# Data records
--- begin ---

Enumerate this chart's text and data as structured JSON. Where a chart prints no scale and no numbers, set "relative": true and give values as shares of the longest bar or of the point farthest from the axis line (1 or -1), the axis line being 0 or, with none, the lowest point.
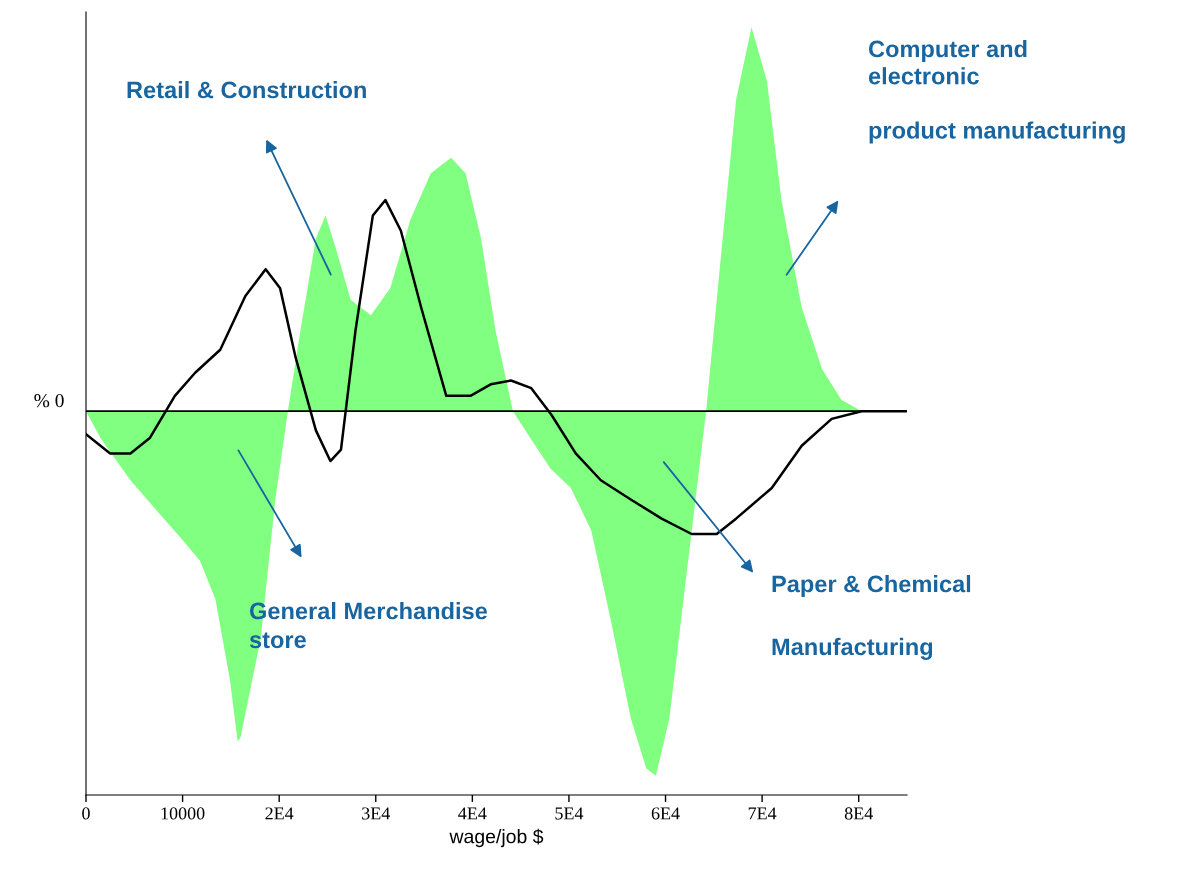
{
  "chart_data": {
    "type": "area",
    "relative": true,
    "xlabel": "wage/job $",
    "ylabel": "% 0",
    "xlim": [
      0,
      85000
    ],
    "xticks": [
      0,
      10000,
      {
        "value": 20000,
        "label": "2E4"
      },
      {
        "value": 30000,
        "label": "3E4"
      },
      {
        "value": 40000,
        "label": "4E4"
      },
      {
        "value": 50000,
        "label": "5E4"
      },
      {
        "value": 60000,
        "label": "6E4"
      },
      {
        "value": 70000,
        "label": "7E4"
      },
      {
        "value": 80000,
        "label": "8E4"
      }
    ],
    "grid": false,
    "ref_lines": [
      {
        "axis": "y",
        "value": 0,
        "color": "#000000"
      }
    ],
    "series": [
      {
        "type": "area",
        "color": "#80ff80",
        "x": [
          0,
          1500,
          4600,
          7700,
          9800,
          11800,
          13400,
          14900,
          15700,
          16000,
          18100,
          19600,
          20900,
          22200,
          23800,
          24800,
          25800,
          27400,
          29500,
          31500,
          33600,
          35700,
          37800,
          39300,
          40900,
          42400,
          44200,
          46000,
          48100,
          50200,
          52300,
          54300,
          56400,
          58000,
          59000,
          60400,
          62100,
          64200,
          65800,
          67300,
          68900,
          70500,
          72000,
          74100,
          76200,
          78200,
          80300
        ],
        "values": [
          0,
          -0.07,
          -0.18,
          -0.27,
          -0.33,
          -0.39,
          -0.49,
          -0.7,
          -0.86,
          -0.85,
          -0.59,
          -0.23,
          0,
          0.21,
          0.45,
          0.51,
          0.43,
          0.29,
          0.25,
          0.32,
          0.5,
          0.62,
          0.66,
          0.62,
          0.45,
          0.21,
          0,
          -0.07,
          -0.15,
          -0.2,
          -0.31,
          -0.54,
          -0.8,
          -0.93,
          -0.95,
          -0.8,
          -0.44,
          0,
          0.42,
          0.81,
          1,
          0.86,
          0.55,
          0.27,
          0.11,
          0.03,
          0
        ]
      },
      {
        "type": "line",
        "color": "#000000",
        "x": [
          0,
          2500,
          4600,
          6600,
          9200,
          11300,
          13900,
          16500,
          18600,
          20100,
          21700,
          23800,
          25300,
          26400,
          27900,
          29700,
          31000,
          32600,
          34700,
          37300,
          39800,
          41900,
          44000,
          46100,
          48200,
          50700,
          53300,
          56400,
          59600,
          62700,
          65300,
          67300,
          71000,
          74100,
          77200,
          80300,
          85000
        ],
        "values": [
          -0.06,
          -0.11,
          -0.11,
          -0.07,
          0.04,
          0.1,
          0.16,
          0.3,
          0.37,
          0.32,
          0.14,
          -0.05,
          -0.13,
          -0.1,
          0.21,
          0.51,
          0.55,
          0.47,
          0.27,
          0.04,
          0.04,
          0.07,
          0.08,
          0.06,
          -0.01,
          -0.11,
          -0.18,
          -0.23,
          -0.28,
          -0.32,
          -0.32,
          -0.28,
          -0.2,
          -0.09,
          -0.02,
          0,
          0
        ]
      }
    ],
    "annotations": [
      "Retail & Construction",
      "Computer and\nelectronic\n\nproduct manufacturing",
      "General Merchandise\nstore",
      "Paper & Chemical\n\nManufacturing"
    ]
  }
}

--- end ---

Give only the number of lines in the preceding material that contain the string "axis".

# ANSWER FOR THIS EXERCISE
2